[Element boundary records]
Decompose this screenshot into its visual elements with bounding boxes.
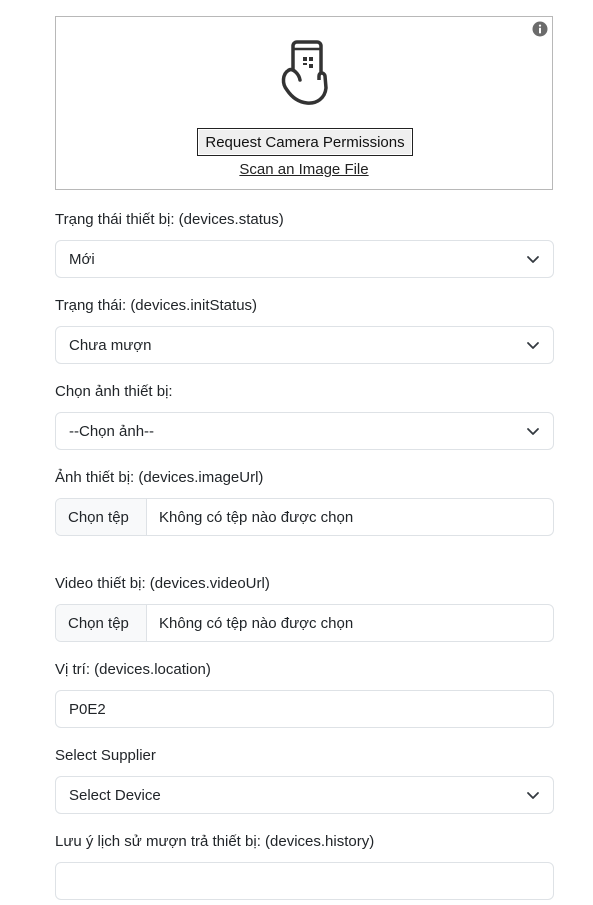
choose-image-select-value: --Chọn ảnh-- [69, 422, 155, 440]
supplier-select[interactable]: Select Device [55, 776, 554, 814]
choose-image-select[interactable]: --Chọn ảnh-- [55, 412, 554, 450]
history-input[interactable] [55, 862, 554, 900]
chevron-down-icon [527, 256, 539, 263]
location-input-value: P0E2 [69, 700, 106, 718]
video-choose-file-button[interactable]: Chọn tệp [56, 605, 147, 641]
supplier-select-value: Select Device [69, 786, 161, 804]
video-url-file-input[interactable]: Chọn tệp Không có tệp nào được chọn [55, 604, 554, 642]
status-select[interactable]: Mới [55, 240, 554, 278]
status-label: Trạng thái thiết bị: (devices.status) [55, 211, 284, 228]
phone-qr-scan-icon [281, 40, 328, 105]
chevron-down-icon [527, 342, 539, 349]
chevron-down-icon [527, 792, 539, 799]
image-url-file-input[interactable]: Chọn tệp Không có tệp nào được chọn [55, 498, 554, 536]
init-status-select[interactable]: Chưa mượn [55, 326, 554, 364]
supplier-label: Select Supplier [55, 747, 156, 764]
image-file-name: Không có tệp nào được chọn [159, 508, 354, 526]
request-camera-permissions-button[interactable]: Request Camera Permissions [197, 128, 413, 156]
qr-scanner-panel: Request Camera Permissions Scan an Image… [55, 16, 553, 190]
info-circle-icon[interactable] [532, 21, 548, 37]
image-choose-file-button[interactable]: Chọn tệp [56, 499, 147, 535]
location-input[interactable]: P0E2 [55, 690, 554, 728]
init-status-select-value: Chưa mượn [69, 336, 152, 354]
init-status-label: Trạng thái: (devices.initStatus) [55, 297, 258, 314]
scan-image-file-link[interactable]: Scan an Image File [56, 161, 552, 178]
image-url-label: Ảnh thiết bị: (devices.imageUrl) [55, 469, 264, 486]
video-url-label: Video thiết bị: (devices.videoUrl) [55, 575, 270, 592]
history-label: Lưu ý lịch sử mượn trả thiết bị: (device… [55, 833, 375, 850]
chevron-down-icon [527, 428, 539, 435]
location-label: Vị trí: (devices.location) [55, 661, 211, 678]
status-select-value: Mới [69, 250, 95, 268]
video-file-name: Không có tệp nào được chọn [159, 614, 354, 632]
choose-image-label: Chọn ảnh thiết bị: [55, 383, 173, 400]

* SHORT PROBLEM: Please rename "screenshot" to "screen capture" throughout the lines above and give them again with nothing else changed. Leave the pictures out.

* RESULT FOR THIS EXERCISE:
Decompose this screen capture into its visual elements with bounding boxes.
choose-image-select-value: --Chọn ảnh-- [69, 422, 155, 440]
supplier-select[interactable]: Select Device [55, 776, 554, 814]
choose-image-select[interactable]: --Chọn ảnh-- [55, 412, 554, 450]
history-input[interactable] [55, 862, 554, 900]
chevron-down-icon [527, 256, 539, 263]
location-input-value: P0E2 [69, 700, 106, 718]
video-choose-file-button[interactable]: Chọn tệp [56, 605, 147, 641]
supplier-select-value: Select Device [69, 786, 161, 804]
video-url-file-input[interactable]: Chọn tệp Không có tệp nào được chọn [55, 604, 554, 642]
status-select[interactable]: Mới [55, 240, 554, 278]
status-label: Trạng thái thiết bị: (devices.status) [55, 211, 284, 228]
phone-qr-scan-icon [281, 40, 328, 105]
chevron-down-icon [527, 342, 539, 349]
chevron-down-icon [527, 792, 539, 799]
image-url-file-input[interactable]: Chọn tệp Không có tệp nào được chọn [55, 498, 554, 536]
init-status-select[interactable]: Chưa mượn [55, 326, 554, 364]
supplier-label: Select Supplier [55, 747, 156, 764]
image-file-name: Không có tệp nào được chọn [159, 508, 354, 526]
request-camera-permissions-button[interactable]: Request Camera Permissions [197, 128, 413, 156]
qr-scanner-panel: Request Camera Permissions Scan an Image… [55, 16, 553, 190]
info-circle-icon[interactable] [532, 21, 548, 37]
image-choose-file-button[interactable]: Chọn tệp [56, 499, 147, 535]
location-input[interactable]: P0E2 [55, 690, 554, 728]
init-status-select-value: Chưa mượn [69, 336, 152, 354]
init-status-label: Trạng thái: (devices.initStatus) [55, 297, 258, 314]
scan-image-file-link[interactable]: Scan an Image File [56, 161, 552, 178]
image-url-label: Ảnh thiết bị: (devices.imageUrl) [55, 469, 264, 486]
video-url-label: Video thiết bị: (devices.videoUrl) [55, 575, 270, 592]
history-label: Lưu ý lịch sử mượn trả thiết bị: (device… [55, 833, 375, 850]
chevron-down-icon [527, 428, 539, 435]
location-label: Vị trí: (devices.location) [55, 661, 211, 678]
status-select-value: Mới [69, 250, 95, 268]
video-file-name: Không có tệp nào được chọn [159, 614, 354, 632]
choose-image-label: Chọn ảnh thiết bị: [55, 383, 173, 400]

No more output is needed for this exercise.